### Problem description:
Can you transcribe every entry word for word, skipping the images?

### Data provided:
====

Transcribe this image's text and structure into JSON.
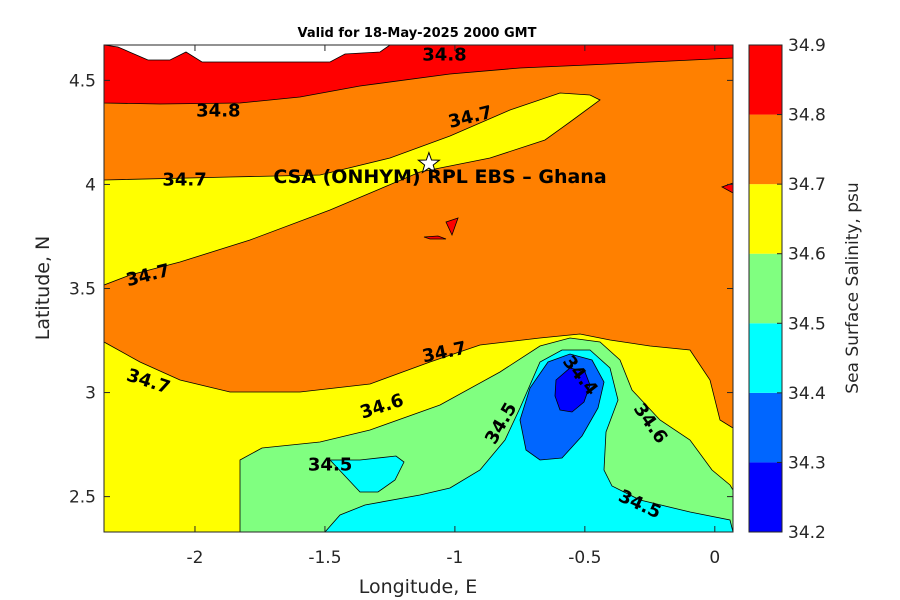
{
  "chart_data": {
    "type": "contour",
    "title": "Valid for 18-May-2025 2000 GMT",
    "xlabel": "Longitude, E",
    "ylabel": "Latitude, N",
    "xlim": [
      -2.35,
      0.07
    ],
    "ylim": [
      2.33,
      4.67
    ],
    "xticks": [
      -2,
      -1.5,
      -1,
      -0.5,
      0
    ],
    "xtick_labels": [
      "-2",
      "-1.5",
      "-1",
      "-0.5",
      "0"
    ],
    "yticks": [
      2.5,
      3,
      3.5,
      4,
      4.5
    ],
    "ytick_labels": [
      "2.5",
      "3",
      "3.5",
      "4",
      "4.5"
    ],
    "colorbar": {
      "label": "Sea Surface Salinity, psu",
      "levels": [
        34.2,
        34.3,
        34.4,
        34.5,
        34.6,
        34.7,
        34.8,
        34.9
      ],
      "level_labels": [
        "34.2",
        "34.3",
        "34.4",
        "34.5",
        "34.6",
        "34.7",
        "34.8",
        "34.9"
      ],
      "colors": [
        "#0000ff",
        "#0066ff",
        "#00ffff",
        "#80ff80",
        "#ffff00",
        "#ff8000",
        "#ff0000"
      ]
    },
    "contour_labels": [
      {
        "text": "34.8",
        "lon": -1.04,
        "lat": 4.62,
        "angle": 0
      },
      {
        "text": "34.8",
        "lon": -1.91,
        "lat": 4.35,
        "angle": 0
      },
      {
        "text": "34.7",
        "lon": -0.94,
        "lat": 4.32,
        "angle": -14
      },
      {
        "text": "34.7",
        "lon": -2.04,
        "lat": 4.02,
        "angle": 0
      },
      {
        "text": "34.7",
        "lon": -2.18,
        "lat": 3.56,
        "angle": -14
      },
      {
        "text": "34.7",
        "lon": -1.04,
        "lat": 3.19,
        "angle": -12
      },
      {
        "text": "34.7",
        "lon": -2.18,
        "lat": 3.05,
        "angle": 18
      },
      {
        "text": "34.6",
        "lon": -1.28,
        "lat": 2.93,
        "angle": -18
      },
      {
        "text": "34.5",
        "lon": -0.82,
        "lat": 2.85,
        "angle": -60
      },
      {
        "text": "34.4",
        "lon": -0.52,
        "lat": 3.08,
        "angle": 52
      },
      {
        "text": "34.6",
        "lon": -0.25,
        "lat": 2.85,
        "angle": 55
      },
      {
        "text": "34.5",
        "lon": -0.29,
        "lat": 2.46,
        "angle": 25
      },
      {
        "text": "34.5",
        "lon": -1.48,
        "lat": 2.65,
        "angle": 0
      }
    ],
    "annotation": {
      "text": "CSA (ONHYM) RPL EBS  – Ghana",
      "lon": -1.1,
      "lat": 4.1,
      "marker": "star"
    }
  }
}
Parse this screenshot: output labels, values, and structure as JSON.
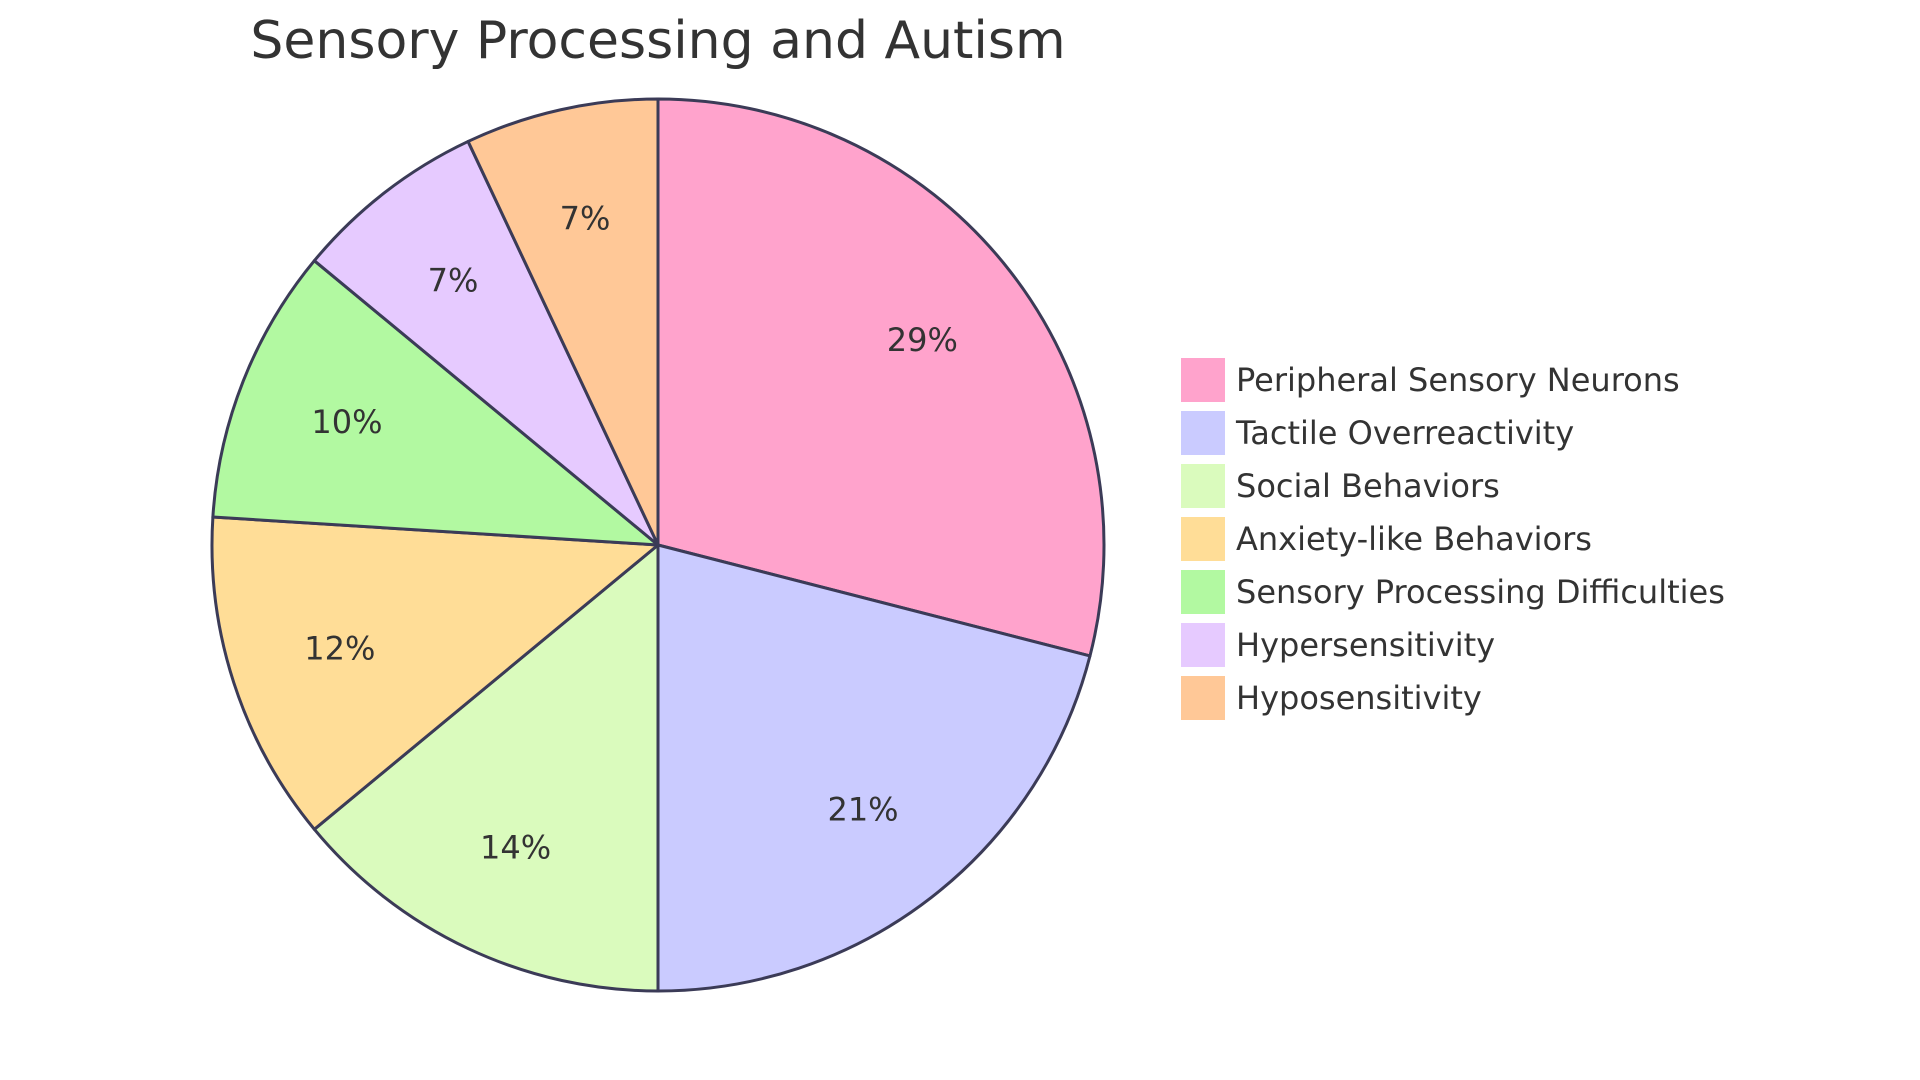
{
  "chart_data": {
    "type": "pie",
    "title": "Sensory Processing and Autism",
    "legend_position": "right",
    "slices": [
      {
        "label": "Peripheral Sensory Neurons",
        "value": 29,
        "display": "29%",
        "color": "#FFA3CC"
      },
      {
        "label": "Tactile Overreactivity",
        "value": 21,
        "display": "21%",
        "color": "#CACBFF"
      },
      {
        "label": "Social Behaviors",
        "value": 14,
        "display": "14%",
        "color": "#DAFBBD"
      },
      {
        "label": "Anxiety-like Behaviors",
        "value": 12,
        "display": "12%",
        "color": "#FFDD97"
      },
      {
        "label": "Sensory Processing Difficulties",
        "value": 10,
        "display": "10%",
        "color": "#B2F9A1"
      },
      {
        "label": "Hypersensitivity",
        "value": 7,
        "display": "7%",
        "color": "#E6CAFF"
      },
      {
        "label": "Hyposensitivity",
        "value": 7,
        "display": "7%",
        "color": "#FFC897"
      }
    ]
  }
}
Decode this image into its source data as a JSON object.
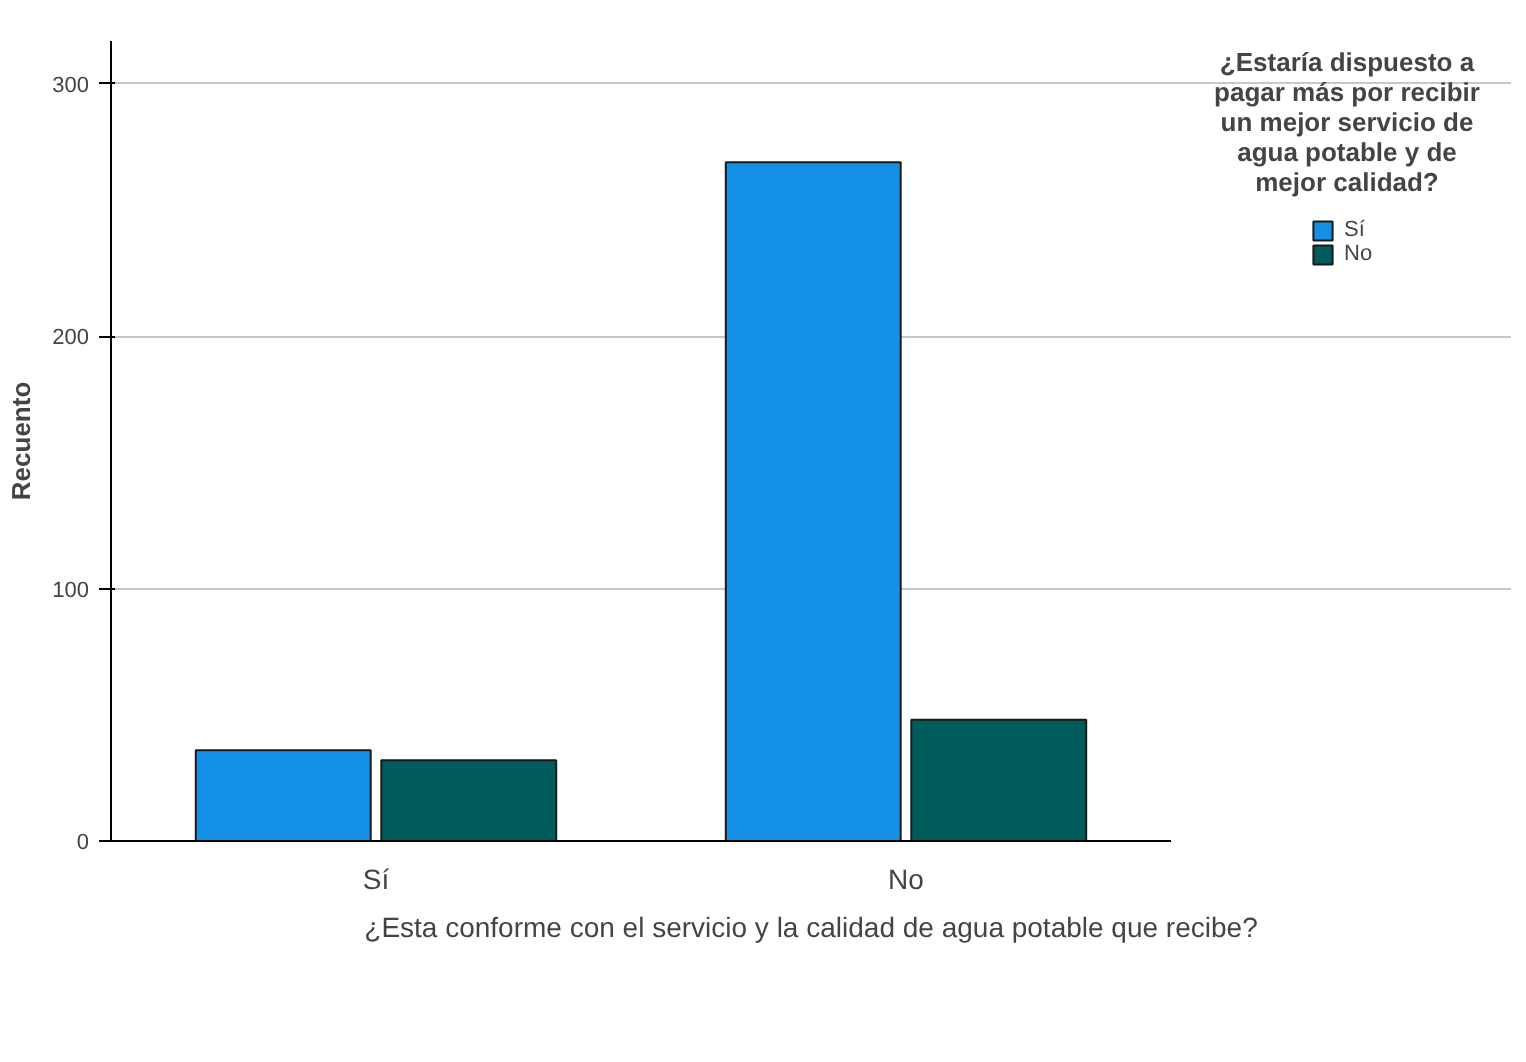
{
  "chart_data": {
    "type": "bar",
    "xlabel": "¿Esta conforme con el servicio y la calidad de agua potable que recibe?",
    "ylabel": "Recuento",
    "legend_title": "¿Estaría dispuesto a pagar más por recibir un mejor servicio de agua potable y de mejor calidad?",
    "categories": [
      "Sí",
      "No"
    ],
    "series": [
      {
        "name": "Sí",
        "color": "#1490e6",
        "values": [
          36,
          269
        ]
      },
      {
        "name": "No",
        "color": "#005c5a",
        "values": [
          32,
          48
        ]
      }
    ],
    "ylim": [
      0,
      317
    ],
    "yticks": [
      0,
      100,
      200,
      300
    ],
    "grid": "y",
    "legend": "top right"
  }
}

====

### Solution for this task:
Transcribe this image's text and structure into JSON.
{
  "chart_data": {
    "type": "contour",
    "title": "Valid for 18-May-2025 2000 GMT",
    "xlabel": "Longitude, E",
    "ylabel": "Latitude, N",
    "xlim": [
      -2.35,
      0.07
    ],
    "ylim": [
      2.33,
      4.67
    ],
    "xticks": [
      -2,
      -1.5,
      -1,
      -0.5,
      0
    ],
    "xtick_labels": [
      "-2",
      "-1.5",
      "-1",
      "-0.5",
      "0"
    ],
    "yticks": [
      2.5,
      3,
      3.5,
      4,
      4.5
    ],
    "ytick_labels": [
      "2.5",
      "3",
      "3.5",
      "4",
      "4.5"
    ],
    "colorbar": {
      "label": "Sea Surface Salinity, psu",
      "levels": [
        34.2,
        34.3,
        34.4,
        34.5,
        34.6,
        34.7,
        34.8,
        34.9
      ],
      "level_labels": [
        "34.2",
        "34.3",
        "34.4",
        "34.5",
        "34.6",
        "34.7",
        "34.8",
        "34.9"
      ],
      "colors": [
        "#0000ff",
        "#0066ff",
        "#00ffff",
        "#80ff80",
        "#ffff00",
        "#ff8000",
        "#ff0000"
      ]
    },
    "contour_labels": [
      {
        "text": "34.8",
        "lon": -1.04,
        "lat": 4.62,
        "angle": 0
      },
      {
        "text": "34.8",
        "lon": -1.91,
        "lat": 4.35,
        "angle": 0
      },
      {
        "text": "34.7",
        "lon": -0.94,
        "lat": 4.32,
        "angle": -14
      },
      {
        "text": "34.7",
        "lon": -2.04,
        "lat": 4.02,
        "angle": 0
      },
      {
        "text": "34.7",
        "lon": -2.18,
        "lat": 3.56,
        "angle": -14
      },
      {
        "text": "34.7",
        "lon": -1.04,
        "lat": 3.19,
        "angle": -12
      },
      {
        "text": "34.7",
        "lon": -2.18,
        "lat": 3.05,
        "angle": 18
      },
      {
        "text": "34.6",
        "lon": -1.28,
        "lat": 2.93,
        "angle": -18
      },
      {
        "text": "34.5",
        "lon": -0.82,
        "lat": 2.85,
        "angle": -60
      },
      {
        "text": "34.4",
        "lon": -0.52,
        "lat": 3.08,
        "angle": 52
      },
      {
        "text": "34.6",
        "lon": -0.25,
        "lat": 2.85,
        "angle": 55
      },
      {
        "text": "34.5",
        "lon": -0.29,
        "lat": 2.46,
        "angle": 25
      },
      {
        "text": "34.5",
        "lon": -1.48,
        "lat": 2.65,
        "angle": 0
      }
    ],
    "annotation": {
      "text": "CSA (ONHYM) RPL EBS  – Ghana",
      "lon": -1.1,
      "lat": 4.1,
      "marker": "star"
    }
  }
}
Parse this screenshot: output labels, values, and structure as JSON.
{
  "chart_data": {
    "type": "pie",
    "title": "Sensory Processing and Autism",
    "legend_position": "right",
    "slices": [
      {
        "label": "Peripheral Sensory Neurons",
        "value": 29,
        "display": "29%",
        "color": "#FFA3CC"
      },
      {
        "label": "Tactile Overreactivity",
        "value": 21,
        "display": "21%",
        "color": "#CACBFF"
      },
      {
        "label": "Social Behaviors",
        "value": 14,
        "display": "14%",
        "color": "#DAFBBD"
      },
      {
        "label": "Anxiety-like Behaviors",
        "value": 12,
        "display": "12%",
        "color": "#FFDD97"
      },
      {
        "label": "Sensory Processing Difficulties",
        "value": 10,
        "display": "10%",
        "color": "#B2F9A1"
      },
      {
        "label": "Hypersensitivity",
        "value": 7,
        "display": "7%",
        "color": "#E6CAFF"
      },
      {
        "label": "Hyposensitivity",
        "value": 7,
        "display": "7%",
        "color": "#FFC897"
      }
    ]
  }
}
Decode this image into its source data as a JSON object.
{
  "chart_data": {
    "type": "bar",
    "xlabel": "¿Esta conforme con el servicio y la calidad de agua potable que recibe?",
    "ylabel": "Recuento",
    "legend_title": "¿Estaría dispuesto a pagar más por recibir un mejor servicio de agua potable y de mejor calidad?",
    "categories": [
      "Sí",
      "No"
    ],
    "series": [
      {
        "name": "Sí",
        "color": "#1490e6",
        "values": [
          36,
          269
        ]
      },
      {
        "name": "No",
        "color": "#005c5a",
        "values": [
          32,
          48
        ]
      }
    ],
    "ylim": [
      0,
      317
    ],
    "yticks": [
      0,
      100,
      200,
      300
    ],
    "grid": "y",
    "legend": "top right"
  }
}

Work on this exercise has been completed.